> PROBLEM REQUIREMENTS:
The records below must be duplicated exactly, character for character.
## Begin SOURCE MATERIAL
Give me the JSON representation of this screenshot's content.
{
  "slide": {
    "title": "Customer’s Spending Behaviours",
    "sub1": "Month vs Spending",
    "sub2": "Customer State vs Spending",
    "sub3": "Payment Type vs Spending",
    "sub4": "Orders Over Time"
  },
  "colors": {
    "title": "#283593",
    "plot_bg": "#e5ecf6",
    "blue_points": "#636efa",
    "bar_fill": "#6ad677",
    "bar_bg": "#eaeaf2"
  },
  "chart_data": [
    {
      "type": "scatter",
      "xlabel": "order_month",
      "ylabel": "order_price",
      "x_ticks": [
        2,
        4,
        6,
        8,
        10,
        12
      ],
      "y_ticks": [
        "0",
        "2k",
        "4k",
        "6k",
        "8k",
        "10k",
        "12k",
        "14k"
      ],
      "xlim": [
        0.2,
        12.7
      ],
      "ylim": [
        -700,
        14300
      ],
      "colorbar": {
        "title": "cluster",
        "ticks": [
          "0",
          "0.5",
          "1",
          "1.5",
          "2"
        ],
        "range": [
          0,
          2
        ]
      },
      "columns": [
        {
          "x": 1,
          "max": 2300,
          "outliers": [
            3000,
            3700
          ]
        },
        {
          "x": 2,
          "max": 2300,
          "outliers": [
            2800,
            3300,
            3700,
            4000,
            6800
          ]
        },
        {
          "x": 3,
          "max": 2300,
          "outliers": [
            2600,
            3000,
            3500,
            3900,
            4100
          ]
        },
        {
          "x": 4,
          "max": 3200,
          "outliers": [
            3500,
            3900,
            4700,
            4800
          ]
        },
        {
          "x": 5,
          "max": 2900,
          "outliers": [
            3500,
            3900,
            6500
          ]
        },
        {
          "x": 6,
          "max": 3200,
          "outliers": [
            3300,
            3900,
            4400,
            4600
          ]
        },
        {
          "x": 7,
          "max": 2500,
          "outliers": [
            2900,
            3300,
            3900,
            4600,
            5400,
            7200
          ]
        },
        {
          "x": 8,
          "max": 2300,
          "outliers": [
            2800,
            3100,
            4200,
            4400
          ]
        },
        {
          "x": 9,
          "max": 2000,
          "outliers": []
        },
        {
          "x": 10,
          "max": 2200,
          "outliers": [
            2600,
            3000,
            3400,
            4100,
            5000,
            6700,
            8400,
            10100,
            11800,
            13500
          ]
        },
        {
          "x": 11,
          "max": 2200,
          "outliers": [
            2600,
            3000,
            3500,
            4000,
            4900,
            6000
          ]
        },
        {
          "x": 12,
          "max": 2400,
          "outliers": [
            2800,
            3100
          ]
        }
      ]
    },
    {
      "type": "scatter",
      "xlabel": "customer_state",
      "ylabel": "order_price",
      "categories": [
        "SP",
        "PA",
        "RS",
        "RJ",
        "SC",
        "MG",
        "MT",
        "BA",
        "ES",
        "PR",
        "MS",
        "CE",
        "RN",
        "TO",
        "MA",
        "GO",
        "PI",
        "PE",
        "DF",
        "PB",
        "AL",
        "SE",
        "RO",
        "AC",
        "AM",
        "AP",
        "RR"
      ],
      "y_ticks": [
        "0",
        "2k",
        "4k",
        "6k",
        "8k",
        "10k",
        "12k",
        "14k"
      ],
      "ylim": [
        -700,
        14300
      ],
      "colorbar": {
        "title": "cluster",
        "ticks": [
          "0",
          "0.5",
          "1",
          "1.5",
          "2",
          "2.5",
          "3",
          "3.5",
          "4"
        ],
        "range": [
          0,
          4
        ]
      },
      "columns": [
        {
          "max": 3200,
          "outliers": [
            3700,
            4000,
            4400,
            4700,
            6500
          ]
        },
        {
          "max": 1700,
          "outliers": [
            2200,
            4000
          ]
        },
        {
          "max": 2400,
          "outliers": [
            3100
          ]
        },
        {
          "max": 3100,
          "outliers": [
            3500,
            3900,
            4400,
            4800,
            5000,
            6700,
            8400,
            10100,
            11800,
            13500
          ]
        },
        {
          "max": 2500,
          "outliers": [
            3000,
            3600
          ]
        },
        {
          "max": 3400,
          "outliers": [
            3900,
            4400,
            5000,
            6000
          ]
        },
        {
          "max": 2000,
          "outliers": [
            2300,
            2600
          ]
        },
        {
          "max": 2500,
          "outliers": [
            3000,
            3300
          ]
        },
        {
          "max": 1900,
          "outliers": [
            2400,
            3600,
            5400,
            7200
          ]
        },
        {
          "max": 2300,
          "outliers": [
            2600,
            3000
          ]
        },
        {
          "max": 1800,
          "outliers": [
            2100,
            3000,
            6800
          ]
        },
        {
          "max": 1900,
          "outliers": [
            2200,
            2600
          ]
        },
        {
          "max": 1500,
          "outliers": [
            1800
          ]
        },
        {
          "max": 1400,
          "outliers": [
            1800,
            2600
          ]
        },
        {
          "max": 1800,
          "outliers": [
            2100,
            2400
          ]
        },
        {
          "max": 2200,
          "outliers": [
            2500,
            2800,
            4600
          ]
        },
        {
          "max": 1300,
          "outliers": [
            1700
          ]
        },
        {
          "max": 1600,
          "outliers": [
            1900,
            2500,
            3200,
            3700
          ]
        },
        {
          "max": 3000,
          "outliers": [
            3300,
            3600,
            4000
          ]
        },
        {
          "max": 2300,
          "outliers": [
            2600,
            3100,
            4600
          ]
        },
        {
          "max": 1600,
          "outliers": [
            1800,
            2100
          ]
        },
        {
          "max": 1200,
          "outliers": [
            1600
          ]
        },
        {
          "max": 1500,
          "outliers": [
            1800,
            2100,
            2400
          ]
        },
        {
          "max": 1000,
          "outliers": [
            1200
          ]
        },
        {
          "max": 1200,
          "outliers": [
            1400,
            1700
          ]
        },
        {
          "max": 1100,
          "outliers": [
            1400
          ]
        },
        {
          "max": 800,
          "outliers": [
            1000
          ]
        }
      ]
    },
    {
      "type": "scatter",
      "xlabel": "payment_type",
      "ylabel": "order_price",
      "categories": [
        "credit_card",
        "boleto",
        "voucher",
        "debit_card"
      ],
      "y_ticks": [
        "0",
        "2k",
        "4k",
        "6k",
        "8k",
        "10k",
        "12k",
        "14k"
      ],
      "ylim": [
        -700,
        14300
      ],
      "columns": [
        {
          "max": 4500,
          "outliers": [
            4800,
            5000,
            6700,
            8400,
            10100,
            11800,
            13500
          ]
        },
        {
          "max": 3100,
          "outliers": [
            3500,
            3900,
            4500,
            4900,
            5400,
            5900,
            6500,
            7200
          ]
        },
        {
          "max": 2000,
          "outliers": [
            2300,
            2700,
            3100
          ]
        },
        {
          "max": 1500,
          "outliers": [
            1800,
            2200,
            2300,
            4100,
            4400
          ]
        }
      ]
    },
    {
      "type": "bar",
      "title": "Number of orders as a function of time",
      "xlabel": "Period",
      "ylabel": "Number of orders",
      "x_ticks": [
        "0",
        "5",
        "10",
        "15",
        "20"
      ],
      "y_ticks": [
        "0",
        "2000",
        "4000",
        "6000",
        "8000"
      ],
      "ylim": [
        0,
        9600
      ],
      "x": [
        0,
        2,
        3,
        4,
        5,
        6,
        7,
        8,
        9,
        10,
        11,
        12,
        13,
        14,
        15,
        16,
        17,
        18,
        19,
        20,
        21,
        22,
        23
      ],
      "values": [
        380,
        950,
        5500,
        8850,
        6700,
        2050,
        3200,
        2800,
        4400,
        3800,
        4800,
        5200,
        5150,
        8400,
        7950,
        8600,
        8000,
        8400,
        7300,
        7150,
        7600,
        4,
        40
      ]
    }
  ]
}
## End SOURCE MATERIAL
> FULL ANSWER:
Give me the JSON representation of this screenshot's content.
{
  "slide": {
    "title": "Customer’s Spending Behaviours",
    "sub1": "Month vs Spending",
    "sub2": "Customer State vs Spending",
    "sub3": "Payment Type vs Spending",
    "sub4": "Orders Over Time"
  },
  "colors": {
    "title": "#283593",
    "plot_bg": "#e5ecf6",
    "blue_points": "#636efa",
    "bar_fill": "#6ad677",
    "bar_bg": "#eaeaf2"
  },
  "chart_data": [
    {
      "type": "scatter",
      "xlabel": "order_month",
      "ylabel": "order_price",
      "x_ticks": [
        2,
        4,
        6,
        8,
        10,
        12
      ],
      "y_ticks": [
        "0",
        "2k",
        "4k",
        "6k",
        "8k",
        "10k",
        "12k",
        "14k"
      ],
      "xlim": [
        0.2,
        12.7
      ],
      "ylim": [
        -700,
        14300
      ],
      "colorbar": {
        "title": "cluster",
        "ticks": [
          "0",
          "0.5",
          "1",
          "1.5",
          "2"
        ],
        "range": [
          0,
          2
        ]
      },
      "columns": [
        {
          "x": 1,
          "max": 2300,
          "outliers": [
            3000,
            3700
          ]
        },
        {
          "x": 2,
          "max": 2300,
          "outliers": [
            2800,
            3300,
            3700,
            4000,
            6800
          ]
        },
        {
          "x": 3,
          "max": 2300,
          "outliers": [
            2600,
            3000,
            3500,
            3900,
            4100
          ]
        },
        {
          "x": 4,
          "max": 3200,
          "outliers": [
            3500,
            3900,
            4700,
            4800
          ]
        },
        {
          "x": 5,
          "max": 2900,
          "outliers": [
            3500,
            3900,
            6500
          ]
        },
        {
          "x": 6,
          "max": 3200,
          "outliers": [
            3300,
            3900,
            4400,
            4600
          ]
        },
        {
          "x": 7,
          "max": 2500,
          "outliers": [
            2900,
            3300,
            3900,
            4600,
            5400,
            7200
          ]
        },
        {
          "x": 8,
          "max": 2300,
          "outliers": [
            2800,
            3100,
            4200,
            4400
          ]
        },
        {
          "x": 9,
          "max": 2000,
          "outliers": []
        },
        {
          "x": 10,
          "max": 2200,
          "outliers": [
            2600,
            3000,
            3400,
            4100,
            5000,
            6700,
            8400,
            10100,
            11800,
            13500
          ]
        },
        {
          "x": 11,
          "max": 2200,
          "outliers": [
            2600,
            3000,
            3500,
            4000,
            4900,
            6000
          ]
        },
        {
          "x": 12,
          "max": 2400,
          "outliers": [
            2800,
            3100
          ]
        }
      ]
    },
    {
      "type": "scatter",
      "xlabel": "customer_state",
      "ylabel": "order_price",
      "categories": [
        "SP",
        "PA",
        "RS",
        "RJ",
        "SC",
        "MG",
        "MT",
        "BA",
        "ES",
        "PR",
        "MS",
        "CE",
        "RN",
        "TO",
        "MA",
        "GO",
        "PI",
        "PE",
        "DF",
        "PB",
        "AL",
        "SE",
        "RO",
        "AC",
        "AM",
        "AP",
        "RR"
      ],
      "y_ticks": [
        "0",
        "2k",
        "4k",
        "6k",
        "8k",
        "10k",
        "12k",
        "14k"
      ],
      "ylim": [
        -700,
        14300
      ],
      "colorbar": {
        "title": "cluster",
        "ticks": [
          "0",
          "0.5",
          "1",
          "1.5",
          "2",
          "2.5",
          "3",
          "3.5",
          "4"
        ],
        "range": [
          0,
          4
        ]
      },
      "columns": [
        {
          "max": 3200,
          "outliers": [
            3700,
            4000,
            4400,
            4700,
            6500
          ]
        },
        {
          "max": 1700,
          "outliers": [
            2200,
            4000
          ]
        },
        {
          "max": 2400,
          "outliers": [
            3100
          ]
        },
        {
          "max": 3100,
          "outliers": [
            3500,
            3900,
            4400,
            4800,
            5000,
            6700,
            8400,
            10100,
            11800,
            13500
          ]
        },
        {
          "max": 2500,
          "outliers": [
            3000,
            3600
          ]
        },
        {
          "max": 3400,
          "outliers": [
            3900,
            4400,
            5000,
            6000
          ]
        },
        {
          "max": 2000,
          "outliers": [
            2300,
            2600
          ]
        },
        {
          "max": 2500,
          "outliers": [
            3000,
            3300
          ]
        },
        {
          "max": 1900,
          "outliers": [
            2400,
            3600,
            5400,
            7200
          ]
        },
        {
          "max": 2300,
          "outliers": [
            2600,
            3000
          ]
        },
        {
          "max": 1800,
          "outliers": [
            2100,
            3000,
            6800
          ]
        },
        {
          "max": 1900,
          "outliers": [
            2200,
            2600
          ]
        },
        {
          "max": 1500,
          "outliers": [
            1800
          ]
        },
        {
          "max": 1400,
          "outliers": [
            1800,
            2600
          ]
        },
        {
          "max": 1800,
          "outliers": [
            2100,
            2400
          ]
        },
        {
          "max": 2200,
          "outliers": [
            2500,
            2800,
            4600
          ]
        },
        {
          "max": 1300,
          "outliers": [
            1700
          ]
        },
        {
          "max": 1600,
          "outliers": [
            1900,
            2500,
            3200,
            3700
          ]
        },
        {
          "max": 3000,
          "outliers": [
            3300,
            3600,
            4000
          ]
        },
        {
          "max": 2300,
          "outliers": [
            2600,
            3100,
            4600
          ]
        },
        {
          "max": 1600,
          "outliers": [
            1800,
            2100
          ]
        },
        {
          "max": 1200,
          "outliers": [
            1600
          ]
        },
        {
          "max": 1500,
          "outliers": [
            1800,
            2100,
            2400
          ]
        },
        {
          "max": 1000,
          "outliers": [
            1200
          ]
        },
        {
          "max": 1200,
          "outliers": [
            1400,
            1700
          ]
        },
        {
          "max": 1100,
          "outliers": [
            1400
          ]
        },
        {
          "max": 800,
          "outliers": [
            1000
          ]
        }
      ]
    },
    {
      "type": "scatter",
      "xlabel": "payment_type",
      "ylabel": "order_price",
      "categories": [
        "credit_card",
        "boleto",
        "voucher",
        "debit_card"
      ],
      "y_ticks": [
        "0",
        "2k",
        "4k",
        "6k",
        "8k",
        "10k",
        "12k",
        "14k"
      ],
      "ylim": [
        -700,
        14300
      ],
      "columns": [
        {
          "max": 4500,
          "outliers": [
            4800,
            5000,
            6700,
            8400,
            10100,
            11800,
            13500
          ]
        },
        {
          "max": 3100,
          "outliers": [
            3500,
            3900,
            4500,
            4900,
            5400,
            5900,
            6500,
            7200
          ]
        },
        {
          "max": 2000,
          "outliers": [
            2300,
            2700,
            3100
          ]
        },
        {
          "max": 1500,
          "outliers": [
            1800,
            2200,
            2300,
            4100,
            4400
          ]
        }
      ]
    },
    {
      "type": "bar",
      "title": "Number of orders as a function of time",
      "xlabel": "Period",
      "ylabel": "Number of orders",
      "x_ticks": [
        "0",
        "5",
        "10",
        "15",
        "20"
      ],
      "y_ticks": [
        "0",
        "2000",
        "4000",
        "6000",
        "8000"
      ],
      "ylim": [
        0,
        9600
      ],
      "x": [
        0,
        2,
        3,
        4,
        5,
        6,
        7,
        8,
        9,
        10,
        11,
        12,
        13,
        14,
        15,
        16,
        17,
        18,
        19,
        20,
        21,
        22,
        23
      ],
      "values": [
        380,
        950,
        5500,
        8850,
        6700,
        2050,
        3200,
        2800,
        4400,
        3800,
        4800,
        5200,
        5150,
        8400,
        7950,
        8600,
        8000,
        8400,
        7300,
        7150,
        7600,
        4,
        40
      ]
    }
  ]
}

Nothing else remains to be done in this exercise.